> Material for this exercise:

====================

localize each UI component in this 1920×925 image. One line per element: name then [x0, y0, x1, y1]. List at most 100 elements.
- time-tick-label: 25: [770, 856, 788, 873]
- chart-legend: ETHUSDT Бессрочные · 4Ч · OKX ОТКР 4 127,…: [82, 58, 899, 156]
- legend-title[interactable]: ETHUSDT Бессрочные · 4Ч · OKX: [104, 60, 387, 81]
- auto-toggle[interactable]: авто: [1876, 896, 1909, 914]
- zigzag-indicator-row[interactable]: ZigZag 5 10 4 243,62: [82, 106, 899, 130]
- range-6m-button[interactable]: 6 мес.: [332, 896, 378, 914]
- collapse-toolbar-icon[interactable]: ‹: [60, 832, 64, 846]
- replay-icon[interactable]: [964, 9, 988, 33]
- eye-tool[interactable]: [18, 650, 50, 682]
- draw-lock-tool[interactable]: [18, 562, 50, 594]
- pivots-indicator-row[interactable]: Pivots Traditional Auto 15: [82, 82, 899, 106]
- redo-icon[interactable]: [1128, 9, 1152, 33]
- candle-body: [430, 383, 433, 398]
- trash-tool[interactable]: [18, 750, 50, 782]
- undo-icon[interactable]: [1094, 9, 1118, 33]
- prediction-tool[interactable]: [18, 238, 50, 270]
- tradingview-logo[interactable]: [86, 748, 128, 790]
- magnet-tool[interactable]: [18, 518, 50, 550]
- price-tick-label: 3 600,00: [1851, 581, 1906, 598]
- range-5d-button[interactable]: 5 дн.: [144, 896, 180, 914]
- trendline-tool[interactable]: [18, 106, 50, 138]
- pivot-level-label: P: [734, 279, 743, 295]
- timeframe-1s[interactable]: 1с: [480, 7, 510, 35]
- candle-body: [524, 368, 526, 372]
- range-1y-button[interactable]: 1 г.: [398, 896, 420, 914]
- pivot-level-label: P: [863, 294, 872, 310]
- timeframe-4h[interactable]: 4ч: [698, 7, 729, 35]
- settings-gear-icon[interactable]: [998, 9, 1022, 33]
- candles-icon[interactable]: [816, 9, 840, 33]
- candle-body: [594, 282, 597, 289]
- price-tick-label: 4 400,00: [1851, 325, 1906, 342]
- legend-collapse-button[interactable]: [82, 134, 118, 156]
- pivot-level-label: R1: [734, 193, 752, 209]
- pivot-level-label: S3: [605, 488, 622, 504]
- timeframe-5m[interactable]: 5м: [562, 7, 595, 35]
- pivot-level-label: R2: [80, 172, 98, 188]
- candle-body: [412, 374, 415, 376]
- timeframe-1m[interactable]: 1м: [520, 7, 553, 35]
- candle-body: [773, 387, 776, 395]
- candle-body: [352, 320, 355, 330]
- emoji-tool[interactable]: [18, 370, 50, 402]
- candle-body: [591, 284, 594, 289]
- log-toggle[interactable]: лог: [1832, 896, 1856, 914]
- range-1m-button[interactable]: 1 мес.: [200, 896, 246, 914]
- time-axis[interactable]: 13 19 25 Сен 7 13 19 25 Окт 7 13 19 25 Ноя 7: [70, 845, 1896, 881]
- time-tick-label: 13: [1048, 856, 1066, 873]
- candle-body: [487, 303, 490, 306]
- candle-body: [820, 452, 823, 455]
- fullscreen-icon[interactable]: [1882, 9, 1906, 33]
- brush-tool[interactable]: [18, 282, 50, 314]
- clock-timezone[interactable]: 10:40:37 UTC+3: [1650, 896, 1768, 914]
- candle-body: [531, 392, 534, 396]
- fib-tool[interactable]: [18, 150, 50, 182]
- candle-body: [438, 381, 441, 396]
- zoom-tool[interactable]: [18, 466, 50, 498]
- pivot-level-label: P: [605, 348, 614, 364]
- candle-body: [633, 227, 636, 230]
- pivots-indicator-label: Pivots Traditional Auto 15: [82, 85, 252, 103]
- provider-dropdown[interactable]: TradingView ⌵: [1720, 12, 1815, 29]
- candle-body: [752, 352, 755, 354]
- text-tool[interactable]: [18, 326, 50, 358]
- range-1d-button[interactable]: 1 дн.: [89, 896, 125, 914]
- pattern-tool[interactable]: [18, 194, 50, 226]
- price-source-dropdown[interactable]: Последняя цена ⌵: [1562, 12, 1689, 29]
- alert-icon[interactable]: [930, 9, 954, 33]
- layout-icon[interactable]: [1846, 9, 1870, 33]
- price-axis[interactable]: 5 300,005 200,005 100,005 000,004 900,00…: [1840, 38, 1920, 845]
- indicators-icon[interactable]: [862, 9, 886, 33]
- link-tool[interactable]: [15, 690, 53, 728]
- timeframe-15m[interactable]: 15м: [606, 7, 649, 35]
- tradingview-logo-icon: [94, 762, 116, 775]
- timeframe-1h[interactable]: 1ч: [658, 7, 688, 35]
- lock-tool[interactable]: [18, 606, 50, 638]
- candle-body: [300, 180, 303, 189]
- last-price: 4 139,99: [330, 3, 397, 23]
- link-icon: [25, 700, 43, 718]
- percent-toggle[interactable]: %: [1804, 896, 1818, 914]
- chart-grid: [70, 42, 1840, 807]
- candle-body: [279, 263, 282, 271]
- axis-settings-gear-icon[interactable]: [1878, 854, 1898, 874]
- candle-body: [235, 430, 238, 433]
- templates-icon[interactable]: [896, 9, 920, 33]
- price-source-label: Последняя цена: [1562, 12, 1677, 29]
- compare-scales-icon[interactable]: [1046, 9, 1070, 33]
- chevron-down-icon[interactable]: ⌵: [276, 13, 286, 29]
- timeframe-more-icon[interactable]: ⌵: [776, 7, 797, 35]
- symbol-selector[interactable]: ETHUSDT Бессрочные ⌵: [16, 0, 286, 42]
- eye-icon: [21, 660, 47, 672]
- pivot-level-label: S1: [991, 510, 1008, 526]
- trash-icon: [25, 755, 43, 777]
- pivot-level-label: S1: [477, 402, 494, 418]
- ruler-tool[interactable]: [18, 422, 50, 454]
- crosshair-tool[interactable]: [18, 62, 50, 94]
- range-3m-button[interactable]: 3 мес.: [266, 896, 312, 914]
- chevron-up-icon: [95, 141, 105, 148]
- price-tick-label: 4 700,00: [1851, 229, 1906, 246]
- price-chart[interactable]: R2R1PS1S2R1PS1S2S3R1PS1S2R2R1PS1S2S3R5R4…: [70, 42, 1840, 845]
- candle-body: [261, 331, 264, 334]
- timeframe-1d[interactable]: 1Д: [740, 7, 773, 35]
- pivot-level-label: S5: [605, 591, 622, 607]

====================

> Given task:
Copy the lines character for character, from the first line through the line containing "- draw-lock-tool[interactable]: [18, 562, 50, 594]".

> Final result:
localize each UI component in this 1920×925 image. One line per element: name then [x0, y0, x1, y1]. List at most 100 elements.
- time-tick-label: 25: [770, 856, 788, 873]
- chart-legend: ETHUSDT Бессрочные · 4Ч · OKX ОТКР 4 127,…: [82, 58, 899, 156]
- legend-title[interactable]: ETHUSDT Бессрочные · 4Ч · OKX: [104, 60, 387, 81]
- auto-toggle[interactable]: авто: [1876, 896, 1909, 914]
- zigzag-indicator-row[interactable]: ZigZag 5 10 4 243,62: [82, 106, 899, 130]
- range-6m-button[interactable]: 6 мес.: [332, 896, 378, 914]
- collapse-toolbar-icon[interactable]: ‹: [60, 832, 64, 846]
- replay-icon[interactable]: [964, 9, 988, 33]
- eye-tool[interactable]: [18, 650, 50, 682]
- draw-lock-tool[interactable]: [18, 562, 50, 594]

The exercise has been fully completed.